(Collected data)
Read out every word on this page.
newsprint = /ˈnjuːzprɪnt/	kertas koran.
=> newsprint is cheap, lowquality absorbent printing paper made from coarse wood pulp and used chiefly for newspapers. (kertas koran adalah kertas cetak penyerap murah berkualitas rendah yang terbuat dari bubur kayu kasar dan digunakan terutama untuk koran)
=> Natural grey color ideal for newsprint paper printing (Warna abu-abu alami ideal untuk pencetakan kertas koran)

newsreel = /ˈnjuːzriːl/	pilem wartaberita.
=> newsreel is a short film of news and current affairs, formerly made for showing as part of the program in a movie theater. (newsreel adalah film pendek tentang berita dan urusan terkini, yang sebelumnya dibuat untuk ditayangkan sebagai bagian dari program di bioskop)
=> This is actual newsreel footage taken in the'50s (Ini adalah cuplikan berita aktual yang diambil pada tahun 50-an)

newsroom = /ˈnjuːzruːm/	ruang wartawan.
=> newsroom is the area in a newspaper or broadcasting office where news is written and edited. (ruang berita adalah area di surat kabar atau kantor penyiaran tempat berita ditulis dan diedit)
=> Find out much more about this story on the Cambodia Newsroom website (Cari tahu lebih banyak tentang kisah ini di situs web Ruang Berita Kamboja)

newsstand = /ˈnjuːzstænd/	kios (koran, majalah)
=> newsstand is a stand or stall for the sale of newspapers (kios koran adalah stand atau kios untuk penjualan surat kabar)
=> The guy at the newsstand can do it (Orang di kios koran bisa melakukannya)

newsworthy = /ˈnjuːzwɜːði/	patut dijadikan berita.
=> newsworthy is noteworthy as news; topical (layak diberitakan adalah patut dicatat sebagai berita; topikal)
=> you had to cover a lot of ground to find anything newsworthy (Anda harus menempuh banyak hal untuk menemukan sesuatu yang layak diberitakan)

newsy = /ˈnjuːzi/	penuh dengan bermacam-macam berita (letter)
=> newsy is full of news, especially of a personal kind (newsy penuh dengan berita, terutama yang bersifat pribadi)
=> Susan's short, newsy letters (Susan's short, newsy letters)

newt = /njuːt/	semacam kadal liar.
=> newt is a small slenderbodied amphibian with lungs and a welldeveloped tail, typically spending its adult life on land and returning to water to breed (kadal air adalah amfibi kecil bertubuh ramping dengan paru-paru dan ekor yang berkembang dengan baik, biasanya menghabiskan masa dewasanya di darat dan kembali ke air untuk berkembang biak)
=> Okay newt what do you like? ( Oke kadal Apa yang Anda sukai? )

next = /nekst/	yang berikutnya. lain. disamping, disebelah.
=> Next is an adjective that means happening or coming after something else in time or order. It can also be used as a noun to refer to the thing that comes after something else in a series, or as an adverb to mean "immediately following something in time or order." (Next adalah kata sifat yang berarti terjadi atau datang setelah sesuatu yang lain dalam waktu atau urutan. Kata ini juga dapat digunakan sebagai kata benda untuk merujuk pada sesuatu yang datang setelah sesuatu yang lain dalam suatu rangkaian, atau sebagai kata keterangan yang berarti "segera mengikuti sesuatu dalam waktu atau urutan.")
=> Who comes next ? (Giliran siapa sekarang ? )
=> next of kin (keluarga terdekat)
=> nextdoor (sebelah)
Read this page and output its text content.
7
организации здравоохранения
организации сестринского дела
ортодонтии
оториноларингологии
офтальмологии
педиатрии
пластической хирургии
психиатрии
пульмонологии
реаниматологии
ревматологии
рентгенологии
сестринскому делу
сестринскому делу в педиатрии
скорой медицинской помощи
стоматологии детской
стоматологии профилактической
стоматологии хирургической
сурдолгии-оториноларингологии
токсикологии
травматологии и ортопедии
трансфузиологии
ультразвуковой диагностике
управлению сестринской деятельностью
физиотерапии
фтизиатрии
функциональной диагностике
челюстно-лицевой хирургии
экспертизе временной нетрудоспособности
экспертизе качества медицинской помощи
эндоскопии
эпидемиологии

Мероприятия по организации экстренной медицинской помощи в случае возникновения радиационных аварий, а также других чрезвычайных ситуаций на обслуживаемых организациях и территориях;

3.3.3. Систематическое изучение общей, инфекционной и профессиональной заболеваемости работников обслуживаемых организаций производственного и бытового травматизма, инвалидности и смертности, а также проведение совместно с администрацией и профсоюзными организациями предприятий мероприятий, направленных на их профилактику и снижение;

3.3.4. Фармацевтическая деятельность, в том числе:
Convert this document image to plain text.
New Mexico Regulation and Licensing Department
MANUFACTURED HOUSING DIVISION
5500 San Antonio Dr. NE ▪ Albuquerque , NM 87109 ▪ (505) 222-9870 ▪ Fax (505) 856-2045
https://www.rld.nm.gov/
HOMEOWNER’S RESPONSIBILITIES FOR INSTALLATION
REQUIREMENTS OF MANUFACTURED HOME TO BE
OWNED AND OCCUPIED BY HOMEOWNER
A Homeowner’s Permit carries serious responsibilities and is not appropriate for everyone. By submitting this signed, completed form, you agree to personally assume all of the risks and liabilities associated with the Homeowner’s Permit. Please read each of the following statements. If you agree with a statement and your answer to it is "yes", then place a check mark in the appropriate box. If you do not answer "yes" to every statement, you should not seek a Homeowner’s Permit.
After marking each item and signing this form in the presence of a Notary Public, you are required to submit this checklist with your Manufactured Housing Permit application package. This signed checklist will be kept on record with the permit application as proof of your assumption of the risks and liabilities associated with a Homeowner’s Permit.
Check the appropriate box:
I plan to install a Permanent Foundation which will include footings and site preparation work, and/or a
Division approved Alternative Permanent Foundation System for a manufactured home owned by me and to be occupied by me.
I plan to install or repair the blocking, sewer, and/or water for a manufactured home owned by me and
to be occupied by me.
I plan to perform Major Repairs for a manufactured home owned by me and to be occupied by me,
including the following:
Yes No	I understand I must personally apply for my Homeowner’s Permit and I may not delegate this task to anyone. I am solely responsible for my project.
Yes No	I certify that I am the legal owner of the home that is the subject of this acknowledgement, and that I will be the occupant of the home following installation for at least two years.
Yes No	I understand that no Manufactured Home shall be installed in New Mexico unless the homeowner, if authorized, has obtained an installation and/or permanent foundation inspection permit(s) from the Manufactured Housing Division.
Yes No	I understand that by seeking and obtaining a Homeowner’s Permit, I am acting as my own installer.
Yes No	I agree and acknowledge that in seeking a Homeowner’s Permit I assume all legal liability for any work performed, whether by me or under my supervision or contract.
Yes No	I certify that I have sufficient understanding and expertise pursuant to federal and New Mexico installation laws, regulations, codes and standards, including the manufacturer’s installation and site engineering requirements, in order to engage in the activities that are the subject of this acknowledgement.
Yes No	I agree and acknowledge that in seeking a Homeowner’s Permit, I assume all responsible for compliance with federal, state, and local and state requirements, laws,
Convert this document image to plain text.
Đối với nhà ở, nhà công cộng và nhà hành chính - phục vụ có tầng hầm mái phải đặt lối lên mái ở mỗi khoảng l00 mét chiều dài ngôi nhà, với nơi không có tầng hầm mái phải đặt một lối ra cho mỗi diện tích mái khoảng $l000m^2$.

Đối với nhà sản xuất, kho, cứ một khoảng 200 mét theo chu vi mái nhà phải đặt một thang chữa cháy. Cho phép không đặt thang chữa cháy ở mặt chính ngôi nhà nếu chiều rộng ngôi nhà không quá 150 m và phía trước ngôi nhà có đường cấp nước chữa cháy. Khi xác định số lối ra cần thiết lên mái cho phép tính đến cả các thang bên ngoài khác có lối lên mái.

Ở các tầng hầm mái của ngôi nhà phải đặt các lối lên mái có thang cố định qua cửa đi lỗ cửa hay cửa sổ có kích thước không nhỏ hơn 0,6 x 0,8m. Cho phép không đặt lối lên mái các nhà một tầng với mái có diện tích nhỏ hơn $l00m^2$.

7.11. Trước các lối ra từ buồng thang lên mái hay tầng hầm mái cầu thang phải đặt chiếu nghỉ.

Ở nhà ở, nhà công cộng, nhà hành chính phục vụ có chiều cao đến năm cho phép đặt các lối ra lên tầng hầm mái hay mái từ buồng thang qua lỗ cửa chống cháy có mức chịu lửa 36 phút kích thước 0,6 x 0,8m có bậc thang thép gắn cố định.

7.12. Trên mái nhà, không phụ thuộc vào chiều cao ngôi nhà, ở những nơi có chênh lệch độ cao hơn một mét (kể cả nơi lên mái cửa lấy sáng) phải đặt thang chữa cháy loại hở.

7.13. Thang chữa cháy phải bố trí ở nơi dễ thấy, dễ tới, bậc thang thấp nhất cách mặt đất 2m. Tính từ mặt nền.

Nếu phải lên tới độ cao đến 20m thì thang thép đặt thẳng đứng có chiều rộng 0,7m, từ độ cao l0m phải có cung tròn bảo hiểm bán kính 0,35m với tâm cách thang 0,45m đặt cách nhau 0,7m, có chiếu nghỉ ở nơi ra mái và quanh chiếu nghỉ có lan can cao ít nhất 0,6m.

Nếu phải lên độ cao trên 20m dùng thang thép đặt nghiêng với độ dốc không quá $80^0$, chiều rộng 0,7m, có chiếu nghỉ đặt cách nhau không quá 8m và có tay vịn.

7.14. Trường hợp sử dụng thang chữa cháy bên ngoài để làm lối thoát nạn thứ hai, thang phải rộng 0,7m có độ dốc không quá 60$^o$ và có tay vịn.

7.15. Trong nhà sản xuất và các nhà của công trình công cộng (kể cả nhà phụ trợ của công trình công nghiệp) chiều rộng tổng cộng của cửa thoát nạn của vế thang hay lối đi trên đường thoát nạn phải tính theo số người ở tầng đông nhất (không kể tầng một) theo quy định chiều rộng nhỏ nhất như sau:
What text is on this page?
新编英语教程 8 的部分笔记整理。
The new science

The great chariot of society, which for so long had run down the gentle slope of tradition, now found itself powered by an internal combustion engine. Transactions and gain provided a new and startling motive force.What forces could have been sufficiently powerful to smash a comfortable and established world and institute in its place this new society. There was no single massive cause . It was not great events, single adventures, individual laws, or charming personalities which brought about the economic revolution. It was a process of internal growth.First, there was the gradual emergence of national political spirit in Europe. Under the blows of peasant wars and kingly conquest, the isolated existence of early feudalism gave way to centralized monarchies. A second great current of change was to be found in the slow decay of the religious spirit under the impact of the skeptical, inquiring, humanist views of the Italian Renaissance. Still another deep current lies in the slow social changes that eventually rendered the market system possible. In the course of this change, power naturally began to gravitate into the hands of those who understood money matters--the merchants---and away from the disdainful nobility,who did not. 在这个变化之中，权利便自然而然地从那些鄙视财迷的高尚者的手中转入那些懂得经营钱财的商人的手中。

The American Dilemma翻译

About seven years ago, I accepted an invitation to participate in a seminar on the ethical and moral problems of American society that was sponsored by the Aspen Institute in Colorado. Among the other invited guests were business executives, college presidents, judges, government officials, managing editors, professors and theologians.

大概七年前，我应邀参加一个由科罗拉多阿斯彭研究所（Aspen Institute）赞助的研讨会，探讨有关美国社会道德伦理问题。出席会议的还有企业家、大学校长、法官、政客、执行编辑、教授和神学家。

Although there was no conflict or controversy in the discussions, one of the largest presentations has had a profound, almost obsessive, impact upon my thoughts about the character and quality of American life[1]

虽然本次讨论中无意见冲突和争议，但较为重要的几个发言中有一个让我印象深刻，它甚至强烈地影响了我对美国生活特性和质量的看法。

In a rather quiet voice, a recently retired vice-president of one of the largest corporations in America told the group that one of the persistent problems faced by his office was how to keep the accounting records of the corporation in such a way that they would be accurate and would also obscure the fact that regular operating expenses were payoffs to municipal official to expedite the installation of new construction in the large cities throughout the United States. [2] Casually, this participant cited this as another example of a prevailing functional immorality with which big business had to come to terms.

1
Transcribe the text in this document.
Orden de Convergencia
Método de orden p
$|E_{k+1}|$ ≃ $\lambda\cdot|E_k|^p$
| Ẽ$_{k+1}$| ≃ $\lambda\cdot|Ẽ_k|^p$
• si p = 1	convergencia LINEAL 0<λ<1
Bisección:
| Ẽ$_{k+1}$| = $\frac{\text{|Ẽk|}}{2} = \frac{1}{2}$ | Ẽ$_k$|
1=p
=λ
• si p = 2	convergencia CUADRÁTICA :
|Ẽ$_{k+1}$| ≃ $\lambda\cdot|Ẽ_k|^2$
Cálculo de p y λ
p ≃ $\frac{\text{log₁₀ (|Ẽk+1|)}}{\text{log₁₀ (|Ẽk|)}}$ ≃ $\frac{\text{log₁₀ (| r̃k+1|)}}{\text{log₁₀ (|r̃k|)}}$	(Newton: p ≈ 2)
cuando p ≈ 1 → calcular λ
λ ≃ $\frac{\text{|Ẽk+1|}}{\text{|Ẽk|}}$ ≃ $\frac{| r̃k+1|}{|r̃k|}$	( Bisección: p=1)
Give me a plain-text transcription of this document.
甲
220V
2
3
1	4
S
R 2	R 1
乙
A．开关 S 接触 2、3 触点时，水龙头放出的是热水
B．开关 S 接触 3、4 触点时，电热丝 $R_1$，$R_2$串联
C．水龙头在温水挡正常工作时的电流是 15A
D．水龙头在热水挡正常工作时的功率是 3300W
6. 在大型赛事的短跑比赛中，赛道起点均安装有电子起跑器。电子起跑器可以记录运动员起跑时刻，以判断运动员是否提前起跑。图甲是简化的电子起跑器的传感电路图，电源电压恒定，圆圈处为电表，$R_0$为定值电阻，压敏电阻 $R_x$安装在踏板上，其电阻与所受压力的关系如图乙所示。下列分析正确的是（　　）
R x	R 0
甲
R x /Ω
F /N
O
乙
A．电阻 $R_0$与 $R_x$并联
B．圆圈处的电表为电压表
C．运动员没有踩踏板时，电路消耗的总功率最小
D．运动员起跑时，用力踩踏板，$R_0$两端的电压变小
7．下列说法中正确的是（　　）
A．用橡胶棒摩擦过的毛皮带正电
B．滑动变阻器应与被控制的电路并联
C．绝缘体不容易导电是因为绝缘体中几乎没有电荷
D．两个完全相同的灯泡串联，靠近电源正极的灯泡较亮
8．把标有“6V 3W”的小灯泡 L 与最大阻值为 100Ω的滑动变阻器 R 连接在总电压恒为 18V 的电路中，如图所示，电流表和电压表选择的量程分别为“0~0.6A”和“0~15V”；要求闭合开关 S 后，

### Requirement:
Using the listing above, state the number of lines that hold "frac", with no other text.

### Solution to this exercise:
3